## start

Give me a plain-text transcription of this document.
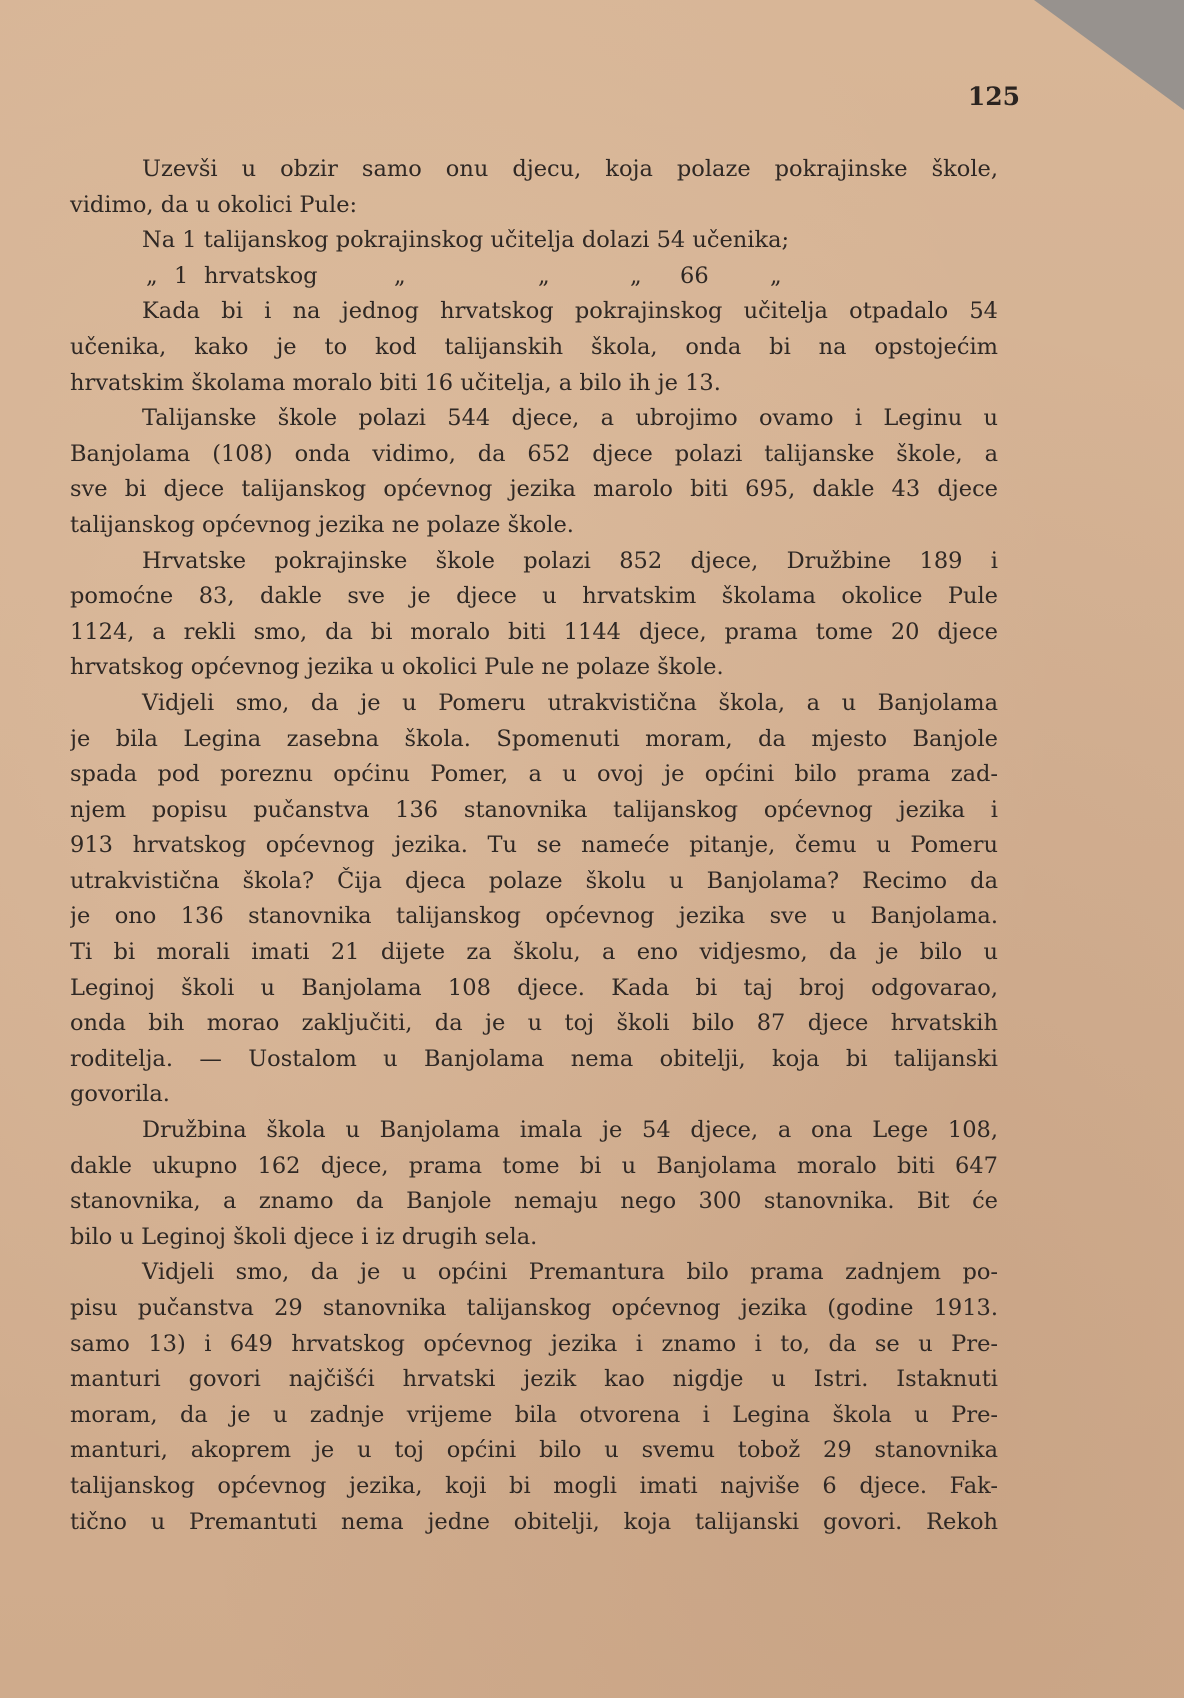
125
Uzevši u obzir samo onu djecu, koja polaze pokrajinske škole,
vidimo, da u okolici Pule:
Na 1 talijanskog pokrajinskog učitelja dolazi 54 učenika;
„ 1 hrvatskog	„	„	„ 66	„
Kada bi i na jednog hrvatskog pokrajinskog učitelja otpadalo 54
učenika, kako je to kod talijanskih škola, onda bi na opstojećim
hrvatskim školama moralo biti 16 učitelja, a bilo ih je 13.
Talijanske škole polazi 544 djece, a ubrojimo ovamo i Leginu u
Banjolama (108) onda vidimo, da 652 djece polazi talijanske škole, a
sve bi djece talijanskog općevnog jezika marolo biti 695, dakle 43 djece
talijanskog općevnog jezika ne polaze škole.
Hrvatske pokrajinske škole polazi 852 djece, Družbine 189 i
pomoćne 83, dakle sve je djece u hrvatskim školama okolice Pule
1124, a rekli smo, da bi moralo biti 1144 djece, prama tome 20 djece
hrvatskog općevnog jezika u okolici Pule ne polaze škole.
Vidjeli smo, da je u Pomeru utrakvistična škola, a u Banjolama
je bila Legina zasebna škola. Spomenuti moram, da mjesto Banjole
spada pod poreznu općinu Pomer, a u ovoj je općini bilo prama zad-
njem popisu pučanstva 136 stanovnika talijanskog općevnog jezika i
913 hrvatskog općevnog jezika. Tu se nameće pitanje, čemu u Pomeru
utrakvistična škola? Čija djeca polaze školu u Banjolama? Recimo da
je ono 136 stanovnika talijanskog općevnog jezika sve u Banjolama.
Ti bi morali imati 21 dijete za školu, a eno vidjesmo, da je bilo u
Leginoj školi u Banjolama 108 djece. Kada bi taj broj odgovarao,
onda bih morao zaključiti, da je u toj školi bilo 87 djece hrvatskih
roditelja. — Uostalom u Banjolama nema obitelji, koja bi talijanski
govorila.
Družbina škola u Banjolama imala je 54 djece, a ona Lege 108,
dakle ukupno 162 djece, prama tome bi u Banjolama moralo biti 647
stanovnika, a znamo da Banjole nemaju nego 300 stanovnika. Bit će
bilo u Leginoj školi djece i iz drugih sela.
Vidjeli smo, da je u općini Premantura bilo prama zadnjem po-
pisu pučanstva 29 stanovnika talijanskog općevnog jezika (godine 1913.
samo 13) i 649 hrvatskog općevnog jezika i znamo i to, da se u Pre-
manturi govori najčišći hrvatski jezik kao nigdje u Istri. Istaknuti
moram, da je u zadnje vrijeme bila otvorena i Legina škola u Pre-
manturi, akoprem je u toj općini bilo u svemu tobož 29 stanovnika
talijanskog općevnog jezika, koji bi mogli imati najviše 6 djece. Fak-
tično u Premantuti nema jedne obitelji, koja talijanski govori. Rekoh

## end

**WHAT THE TASK REQUIRES**: Pictures don't belong in the copy. Restate all the entries exactly.

**EXPECTED OUTPUT**:
Give me a plain-text transcription of this document.
125
Uzevši u obzir samo onu djecu, koja polaze pokrajinske škole,
vidimo, da u okolici Pule:
Na 1 talijanskog pokrajinskog učitelja dolazi 54 učenika;
„ 1 hrvatskog	„	„	„ 66	„
Kada bi i na jednog hrvatskog pokrajinskog učitelja otpadalo 54
učenika, kako je to kod talijanskih škola, onda bi na opstojećim
hrvatskim školama moralo biti 16 učitelja, a bilo ih je 13.
Talijanske škole polazi 544 djece, a ubrojimo ovamo i Leginu u
Banjolama (108) onda vidimo, da 652 djece polazi talijanske škole, a
sve bi djece talijanskog općevnog jezika marolo biti 695, dakle 43 djece
talijanskog općevnog jezika ne polaze škole.
Hrvatske pokrajinske škole polazi 852 djece, Družbine 189 i
pomoćne 83, dakle sve je djece u hrvatskim školama okolice Pule
1124, a rekli smo, da bi moralo biti 1144 djece, prama tome 20 djece
hrvatskog općevnog jezika u okolici Pule ne polaze škole.
Vidjeli smo, da je u Pomeru utrakvistična škola, a u Banjolama
je bila Legina zasebna škola. Spomenuti moram, da mjesto Banjole
spada pod poreznu općinu Pomer, a u ovoj je općini bilo prama zad-
njem popisu pučanstva 136 stanovnika talijanskog općevnog jezika i
913 hrvatskog općevnog jezika. Tu se nameće pitanje, čemu u Pomeru
utrakvistična škola? Čija djeca polaze školu u Banjolama? Recimo da
je ono 136 stanovnika talijanskog općevnog jezika sve u Banjolama.
Ti bi morali imati 21 dijete za školu, a eno vidjesmo, da je bilo u
Leginoj školi u Banjolama 108 djece. Kada bi taj broj odgovarao,
onda bih morao zaključiti, da je u toj školi bilo 87 djece hrvatskih
roditelja. — Uostalom u Banjolama nema obitelji, koja bi talijanski
govorila.
Družbina škola u Banjolama imala je 54 djece, a ona Lege 108,
dakle ukupno 162 djece, prama tome bi u Banjolama moralo biti 647
stanovnika, a znamo da Banjole nemaju nego 300 stanovnika. Bit će
bilo u Leginoj školi djece i iz drugih sela.
Vidjeli smo, da je u općini Premantura bilo prama zadnjem po-
pisu pučanstva 29 stanovnika talijanskog općevnog jezika (godine 1913.
samo 13) i 649 hrvatskog općevnog jezika i znamo i to, da se u Pre-
manturi govori najčišći hrvatski jezik kao nigdje u Istri. Istaknuti
moram, da je u zadnje vrijeme bila otvorena i Legina škola u Pre-
manturi, akoprem je u toj općini bilo u svemu tobož 29 stanovnika
talijanskog općevnog jezika, koji bi mogli imati najviše 6 djece. Fak-
tično u Premantuti nema jedne obitelji, koja talijanski govori. Rekoh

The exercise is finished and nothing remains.